[What is being asked] Check each line of the records below and collect those holding "text".

—————

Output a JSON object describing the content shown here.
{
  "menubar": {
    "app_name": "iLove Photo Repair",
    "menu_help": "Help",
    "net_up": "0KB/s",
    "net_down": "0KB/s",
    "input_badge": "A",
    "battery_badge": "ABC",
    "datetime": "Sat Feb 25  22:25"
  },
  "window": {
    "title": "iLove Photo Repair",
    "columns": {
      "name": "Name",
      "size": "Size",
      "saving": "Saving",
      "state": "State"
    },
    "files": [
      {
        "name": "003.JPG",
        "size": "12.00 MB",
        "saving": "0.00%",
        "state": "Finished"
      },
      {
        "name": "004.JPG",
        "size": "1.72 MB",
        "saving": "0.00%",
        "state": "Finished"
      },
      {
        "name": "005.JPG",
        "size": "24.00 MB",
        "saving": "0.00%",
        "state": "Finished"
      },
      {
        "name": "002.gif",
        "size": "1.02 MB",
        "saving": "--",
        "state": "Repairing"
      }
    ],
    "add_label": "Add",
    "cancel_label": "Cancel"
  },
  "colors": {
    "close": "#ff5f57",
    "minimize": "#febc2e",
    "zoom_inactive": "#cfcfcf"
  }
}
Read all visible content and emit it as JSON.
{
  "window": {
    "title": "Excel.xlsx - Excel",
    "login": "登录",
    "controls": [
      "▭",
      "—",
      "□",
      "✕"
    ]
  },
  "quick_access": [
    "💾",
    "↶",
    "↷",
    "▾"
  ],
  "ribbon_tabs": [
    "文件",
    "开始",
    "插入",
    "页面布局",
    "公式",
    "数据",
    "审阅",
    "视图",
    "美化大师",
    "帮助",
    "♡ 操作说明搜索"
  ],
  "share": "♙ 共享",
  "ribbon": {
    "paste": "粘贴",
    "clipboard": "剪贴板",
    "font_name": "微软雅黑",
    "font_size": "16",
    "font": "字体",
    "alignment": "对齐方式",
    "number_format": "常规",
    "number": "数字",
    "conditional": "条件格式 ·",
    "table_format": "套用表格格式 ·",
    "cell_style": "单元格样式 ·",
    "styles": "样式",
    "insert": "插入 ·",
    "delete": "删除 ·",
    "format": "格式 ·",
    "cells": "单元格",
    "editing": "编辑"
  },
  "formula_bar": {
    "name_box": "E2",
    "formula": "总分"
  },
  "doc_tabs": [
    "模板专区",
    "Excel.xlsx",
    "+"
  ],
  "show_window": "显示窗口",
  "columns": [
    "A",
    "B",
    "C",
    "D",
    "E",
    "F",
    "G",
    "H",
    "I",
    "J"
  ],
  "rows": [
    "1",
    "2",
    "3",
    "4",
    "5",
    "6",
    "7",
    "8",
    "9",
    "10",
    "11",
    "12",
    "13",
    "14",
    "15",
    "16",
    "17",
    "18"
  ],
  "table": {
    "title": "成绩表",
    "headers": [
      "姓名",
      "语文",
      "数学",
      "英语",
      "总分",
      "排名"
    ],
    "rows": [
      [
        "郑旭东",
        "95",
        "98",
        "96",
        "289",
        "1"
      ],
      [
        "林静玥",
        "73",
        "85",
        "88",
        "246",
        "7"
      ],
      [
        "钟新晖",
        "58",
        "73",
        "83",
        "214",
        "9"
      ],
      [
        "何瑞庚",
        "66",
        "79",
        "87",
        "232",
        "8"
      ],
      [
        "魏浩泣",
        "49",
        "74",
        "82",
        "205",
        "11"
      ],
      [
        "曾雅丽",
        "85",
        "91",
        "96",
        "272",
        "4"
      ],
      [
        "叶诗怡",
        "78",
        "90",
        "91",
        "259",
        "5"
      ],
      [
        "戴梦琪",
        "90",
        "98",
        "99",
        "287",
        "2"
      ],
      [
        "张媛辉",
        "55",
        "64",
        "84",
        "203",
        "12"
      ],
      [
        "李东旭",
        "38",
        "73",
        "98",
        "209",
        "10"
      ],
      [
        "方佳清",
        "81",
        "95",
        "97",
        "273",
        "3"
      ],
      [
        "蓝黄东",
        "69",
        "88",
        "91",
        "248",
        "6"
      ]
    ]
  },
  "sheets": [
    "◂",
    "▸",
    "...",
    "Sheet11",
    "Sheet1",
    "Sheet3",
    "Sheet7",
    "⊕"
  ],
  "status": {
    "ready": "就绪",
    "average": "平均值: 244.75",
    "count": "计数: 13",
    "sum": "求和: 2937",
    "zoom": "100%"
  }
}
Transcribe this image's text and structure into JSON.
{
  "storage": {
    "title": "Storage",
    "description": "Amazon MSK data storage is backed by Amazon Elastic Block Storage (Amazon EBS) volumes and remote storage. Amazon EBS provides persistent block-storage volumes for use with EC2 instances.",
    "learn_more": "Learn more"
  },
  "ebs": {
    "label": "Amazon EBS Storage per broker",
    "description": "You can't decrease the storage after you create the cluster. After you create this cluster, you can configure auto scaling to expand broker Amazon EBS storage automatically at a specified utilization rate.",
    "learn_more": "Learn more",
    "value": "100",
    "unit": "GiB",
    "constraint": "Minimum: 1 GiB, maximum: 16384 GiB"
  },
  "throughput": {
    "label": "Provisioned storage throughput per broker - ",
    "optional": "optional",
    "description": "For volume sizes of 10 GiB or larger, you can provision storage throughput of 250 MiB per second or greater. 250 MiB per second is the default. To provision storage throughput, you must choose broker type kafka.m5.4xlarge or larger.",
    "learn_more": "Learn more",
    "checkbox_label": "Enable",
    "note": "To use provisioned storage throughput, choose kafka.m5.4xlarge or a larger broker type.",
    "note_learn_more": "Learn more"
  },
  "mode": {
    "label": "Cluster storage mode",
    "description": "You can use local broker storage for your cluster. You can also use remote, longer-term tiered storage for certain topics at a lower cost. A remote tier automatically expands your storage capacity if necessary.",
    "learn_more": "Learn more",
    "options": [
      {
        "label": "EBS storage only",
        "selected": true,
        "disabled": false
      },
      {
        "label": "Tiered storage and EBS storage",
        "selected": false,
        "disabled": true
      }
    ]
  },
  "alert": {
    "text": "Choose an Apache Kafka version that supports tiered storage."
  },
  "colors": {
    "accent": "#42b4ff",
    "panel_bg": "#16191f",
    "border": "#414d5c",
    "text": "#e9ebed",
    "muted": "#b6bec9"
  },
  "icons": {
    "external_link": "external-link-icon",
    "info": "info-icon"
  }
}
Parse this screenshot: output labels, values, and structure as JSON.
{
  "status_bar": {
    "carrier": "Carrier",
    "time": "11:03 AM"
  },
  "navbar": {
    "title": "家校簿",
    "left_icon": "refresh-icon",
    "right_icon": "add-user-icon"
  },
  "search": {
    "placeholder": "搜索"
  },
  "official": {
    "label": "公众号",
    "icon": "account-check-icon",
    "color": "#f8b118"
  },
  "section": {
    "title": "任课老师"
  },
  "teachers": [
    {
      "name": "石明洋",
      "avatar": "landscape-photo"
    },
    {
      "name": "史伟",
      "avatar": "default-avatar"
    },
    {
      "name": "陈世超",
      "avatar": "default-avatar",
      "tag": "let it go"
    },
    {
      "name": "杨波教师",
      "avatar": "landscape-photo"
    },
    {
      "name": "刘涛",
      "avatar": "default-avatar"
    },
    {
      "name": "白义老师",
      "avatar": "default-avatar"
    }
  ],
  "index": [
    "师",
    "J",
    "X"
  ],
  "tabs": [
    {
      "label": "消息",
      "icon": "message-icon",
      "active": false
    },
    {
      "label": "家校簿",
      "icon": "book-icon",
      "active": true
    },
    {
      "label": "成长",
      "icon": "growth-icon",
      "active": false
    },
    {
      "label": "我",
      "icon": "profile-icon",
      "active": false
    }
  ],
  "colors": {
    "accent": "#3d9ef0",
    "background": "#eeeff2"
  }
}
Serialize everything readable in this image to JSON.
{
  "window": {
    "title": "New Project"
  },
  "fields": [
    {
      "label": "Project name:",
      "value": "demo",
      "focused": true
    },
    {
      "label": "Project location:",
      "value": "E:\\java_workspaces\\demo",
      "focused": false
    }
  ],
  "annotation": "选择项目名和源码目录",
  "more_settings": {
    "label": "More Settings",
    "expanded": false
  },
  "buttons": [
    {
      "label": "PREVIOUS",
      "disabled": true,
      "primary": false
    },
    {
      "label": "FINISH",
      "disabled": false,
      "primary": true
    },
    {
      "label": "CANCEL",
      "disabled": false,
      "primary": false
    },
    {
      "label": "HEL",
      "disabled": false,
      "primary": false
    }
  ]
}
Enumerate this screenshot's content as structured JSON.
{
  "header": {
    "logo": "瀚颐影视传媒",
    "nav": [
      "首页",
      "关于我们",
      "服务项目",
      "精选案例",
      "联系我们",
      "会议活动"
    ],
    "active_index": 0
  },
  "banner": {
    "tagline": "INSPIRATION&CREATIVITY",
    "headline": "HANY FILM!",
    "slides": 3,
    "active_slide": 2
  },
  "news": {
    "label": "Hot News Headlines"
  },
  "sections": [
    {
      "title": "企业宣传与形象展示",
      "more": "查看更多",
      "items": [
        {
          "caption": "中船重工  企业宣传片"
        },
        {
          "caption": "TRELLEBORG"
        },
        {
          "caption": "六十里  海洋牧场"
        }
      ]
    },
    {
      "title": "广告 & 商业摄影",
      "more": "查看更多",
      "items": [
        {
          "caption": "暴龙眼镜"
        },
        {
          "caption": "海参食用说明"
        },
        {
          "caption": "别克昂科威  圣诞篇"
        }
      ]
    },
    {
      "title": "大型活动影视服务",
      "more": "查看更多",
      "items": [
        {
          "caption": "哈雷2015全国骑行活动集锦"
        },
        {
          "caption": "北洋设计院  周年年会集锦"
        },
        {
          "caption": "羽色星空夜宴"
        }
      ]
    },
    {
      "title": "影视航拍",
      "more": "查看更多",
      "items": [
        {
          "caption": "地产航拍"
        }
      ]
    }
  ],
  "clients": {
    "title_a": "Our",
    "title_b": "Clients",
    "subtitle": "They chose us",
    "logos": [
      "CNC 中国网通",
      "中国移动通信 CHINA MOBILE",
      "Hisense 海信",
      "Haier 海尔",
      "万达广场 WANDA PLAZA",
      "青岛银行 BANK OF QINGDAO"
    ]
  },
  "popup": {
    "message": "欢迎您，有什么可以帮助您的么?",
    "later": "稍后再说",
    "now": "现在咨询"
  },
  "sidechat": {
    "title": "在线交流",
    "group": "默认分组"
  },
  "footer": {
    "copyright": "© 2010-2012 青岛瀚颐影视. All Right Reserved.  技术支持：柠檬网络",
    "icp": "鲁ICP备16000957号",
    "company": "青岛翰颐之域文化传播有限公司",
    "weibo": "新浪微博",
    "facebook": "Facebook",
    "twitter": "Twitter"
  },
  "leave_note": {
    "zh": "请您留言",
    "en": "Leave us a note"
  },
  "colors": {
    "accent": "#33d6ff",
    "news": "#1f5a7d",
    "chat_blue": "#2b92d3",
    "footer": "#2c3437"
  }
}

—————

[Correct answer]
Transcribe this image's text and structure into JSON.
    "text": "Choose an Apache Kafka version that supports tiered storage."
    "text": "#e9ebed",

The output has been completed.